Written problem
Please determine how many lines of the material include the word "течение", and respond with nothing but that number.

(Data records)
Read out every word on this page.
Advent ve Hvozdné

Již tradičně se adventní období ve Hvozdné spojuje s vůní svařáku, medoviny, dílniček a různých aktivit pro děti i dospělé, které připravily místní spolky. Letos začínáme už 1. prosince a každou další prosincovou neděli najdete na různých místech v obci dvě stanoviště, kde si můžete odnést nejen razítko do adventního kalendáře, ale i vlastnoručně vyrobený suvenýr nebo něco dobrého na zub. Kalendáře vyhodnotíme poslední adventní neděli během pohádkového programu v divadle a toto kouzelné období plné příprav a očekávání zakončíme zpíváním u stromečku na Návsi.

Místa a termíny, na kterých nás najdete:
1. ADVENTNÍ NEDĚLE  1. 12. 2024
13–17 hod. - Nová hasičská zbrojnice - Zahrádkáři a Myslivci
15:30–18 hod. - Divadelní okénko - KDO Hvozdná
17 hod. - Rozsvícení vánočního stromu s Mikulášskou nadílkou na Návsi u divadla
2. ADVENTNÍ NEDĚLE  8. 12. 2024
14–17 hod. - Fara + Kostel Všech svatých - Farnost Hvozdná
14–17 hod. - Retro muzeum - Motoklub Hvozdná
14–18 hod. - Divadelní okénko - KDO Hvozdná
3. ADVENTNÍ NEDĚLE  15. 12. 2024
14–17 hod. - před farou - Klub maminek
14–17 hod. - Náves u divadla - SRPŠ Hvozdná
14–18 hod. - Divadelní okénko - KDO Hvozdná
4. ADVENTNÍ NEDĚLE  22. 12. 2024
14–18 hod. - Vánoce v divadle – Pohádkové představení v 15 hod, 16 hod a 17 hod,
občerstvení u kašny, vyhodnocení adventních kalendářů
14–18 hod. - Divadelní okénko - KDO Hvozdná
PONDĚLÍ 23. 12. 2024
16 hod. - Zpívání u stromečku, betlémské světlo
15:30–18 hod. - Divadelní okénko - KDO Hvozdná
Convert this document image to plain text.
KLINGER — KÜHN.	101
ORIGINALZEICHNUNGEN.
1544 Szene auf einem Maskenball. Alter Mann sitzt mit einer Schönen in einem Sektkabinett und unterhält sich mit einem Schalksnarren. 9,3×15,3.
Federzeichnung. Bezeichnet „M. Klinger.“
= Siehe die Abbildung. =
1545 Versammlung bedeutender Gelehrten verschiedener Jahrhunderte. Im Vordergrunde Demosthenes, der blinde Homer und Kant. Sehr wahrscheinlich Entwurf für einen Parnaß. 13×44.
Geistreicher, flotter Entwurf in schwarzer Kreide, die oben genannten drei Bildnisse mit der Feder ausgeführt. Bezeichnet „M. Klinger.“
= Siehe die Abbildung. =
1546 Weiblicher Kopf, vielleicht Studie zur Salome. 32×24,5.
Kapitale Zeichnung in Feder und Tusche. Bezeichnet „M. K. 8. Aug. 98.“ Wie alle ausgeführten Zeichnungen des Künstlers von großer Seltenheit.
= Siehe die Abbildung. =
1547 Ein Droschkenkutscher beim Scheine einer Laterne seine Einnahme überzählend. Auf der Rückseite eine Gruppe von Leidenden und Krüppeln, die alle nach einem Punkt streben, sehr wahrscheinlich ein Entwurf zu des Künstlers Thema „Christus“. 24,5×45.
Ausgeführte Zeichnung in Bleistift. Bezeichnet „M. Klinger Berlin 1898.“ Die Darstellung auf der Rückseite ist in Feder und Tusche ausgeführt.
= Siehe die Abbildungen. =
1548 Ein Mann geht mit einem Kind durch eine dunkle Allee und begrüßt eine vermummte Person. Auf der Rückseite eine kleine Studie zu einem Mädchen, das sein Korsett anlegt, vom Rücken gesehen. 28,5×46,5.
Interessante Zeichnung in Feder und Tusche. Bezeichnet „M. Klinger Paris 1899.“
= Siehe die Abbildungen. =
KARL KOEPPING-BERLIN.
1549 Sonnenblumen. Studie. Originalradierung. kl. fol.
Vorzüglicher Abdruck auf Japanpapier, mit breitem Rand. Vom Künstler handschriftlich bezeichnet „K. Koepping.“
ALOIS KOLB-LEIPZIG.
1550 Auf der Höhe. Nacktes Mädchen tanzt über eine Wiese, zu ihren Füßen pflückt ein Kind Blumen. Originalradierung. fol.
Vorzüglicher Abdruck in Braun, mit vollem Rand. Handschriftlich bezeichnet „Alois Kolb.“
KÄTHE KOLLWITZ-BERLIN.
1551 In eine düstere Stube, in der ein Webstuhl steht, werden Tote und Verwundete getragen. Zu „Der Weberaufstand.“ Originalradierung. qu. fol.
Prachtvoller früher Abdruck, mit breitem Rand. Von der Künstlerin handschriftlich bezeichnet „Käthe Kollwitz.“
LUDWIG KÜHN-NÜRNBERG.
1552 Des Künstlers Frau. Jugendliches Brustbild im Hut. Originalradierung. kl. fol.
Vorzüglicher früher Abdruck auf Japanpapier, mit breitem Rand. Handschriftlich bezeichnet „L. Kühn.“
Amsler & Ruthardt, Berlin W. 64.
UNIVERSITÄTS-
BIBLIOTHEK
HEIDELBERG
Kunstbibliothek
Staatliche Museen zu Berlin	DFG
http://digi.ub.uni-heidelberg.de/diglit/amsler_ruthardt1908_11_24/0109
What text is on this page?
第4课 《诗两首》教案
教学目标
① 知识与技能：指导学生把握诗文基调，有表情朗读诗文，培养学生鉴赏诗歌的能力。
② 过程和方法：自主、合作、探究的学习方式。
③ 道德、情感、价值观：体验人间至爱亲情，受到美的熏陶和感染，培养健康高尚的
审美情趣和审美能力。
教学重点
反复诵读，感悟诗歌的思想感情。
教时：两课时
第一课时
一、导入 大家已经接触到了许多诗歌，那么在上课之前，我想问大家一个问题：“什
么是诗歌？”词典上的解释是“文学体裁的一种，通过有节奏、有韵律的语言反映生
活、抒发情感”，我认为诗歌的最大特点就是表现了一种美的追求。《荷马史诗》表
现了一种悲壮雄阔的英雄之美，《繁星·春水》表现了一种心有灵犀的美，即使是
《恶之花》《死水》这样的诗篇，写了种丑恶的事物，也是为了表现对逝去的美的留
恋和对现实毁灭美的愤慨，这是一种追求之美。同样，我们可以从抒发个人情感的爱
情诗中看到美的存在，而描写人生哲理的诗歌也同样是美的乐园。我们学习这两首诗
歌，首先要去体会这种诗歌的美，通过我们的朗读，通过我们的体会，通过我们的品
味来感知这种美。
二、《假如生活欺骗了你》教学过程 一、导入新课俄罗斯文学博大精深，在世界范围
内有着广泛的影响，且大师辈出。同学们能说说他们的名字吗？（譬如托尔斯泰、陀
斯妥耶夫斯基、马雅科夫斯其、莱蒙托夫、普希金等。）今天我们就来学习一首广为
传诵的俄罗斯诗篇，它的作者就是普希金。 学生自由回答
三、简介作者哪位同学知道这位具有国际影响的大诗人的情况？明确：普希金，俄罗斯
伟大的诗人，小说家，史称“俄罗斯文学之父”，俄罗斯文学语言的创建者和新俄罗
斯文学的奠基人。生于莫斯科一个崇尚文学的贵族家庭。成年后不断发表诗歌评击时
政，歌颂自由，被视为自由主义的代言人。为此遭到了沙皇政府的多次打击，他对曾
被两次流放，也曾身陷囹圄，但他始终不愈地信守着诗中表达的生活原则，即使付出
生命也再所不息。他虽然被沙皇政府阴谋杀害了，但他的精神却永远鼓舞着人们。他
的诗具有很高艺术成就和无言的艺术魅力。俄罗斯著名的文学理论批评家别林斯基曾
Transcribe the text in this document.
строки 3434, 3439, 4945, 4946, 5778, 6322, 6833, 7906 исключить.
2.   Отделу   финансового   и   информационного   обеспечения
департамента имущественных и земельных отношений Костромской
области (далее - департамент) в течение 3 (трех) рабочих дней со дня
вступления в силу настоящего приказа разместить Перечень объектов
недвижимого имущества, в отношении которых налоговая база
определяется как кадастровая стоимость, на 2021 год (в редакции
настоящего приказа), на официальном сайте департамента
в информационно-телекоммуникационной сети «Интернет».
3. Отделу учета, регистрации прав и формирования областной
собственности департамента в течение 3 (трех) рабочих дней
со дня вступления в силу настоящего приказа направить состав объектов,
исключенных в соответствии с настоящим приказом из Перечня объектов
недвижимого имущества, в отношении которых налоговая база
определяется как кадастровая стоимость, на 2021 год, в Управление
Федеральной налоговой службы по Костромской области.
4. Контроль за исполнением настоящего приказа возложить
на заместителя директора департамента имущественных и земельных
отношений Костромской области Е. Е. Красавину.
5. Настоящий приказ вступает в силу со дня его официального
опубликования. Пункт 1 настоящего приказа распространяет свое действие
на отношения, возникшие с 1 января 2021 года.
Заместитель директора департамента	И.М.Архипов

Reply to the task
2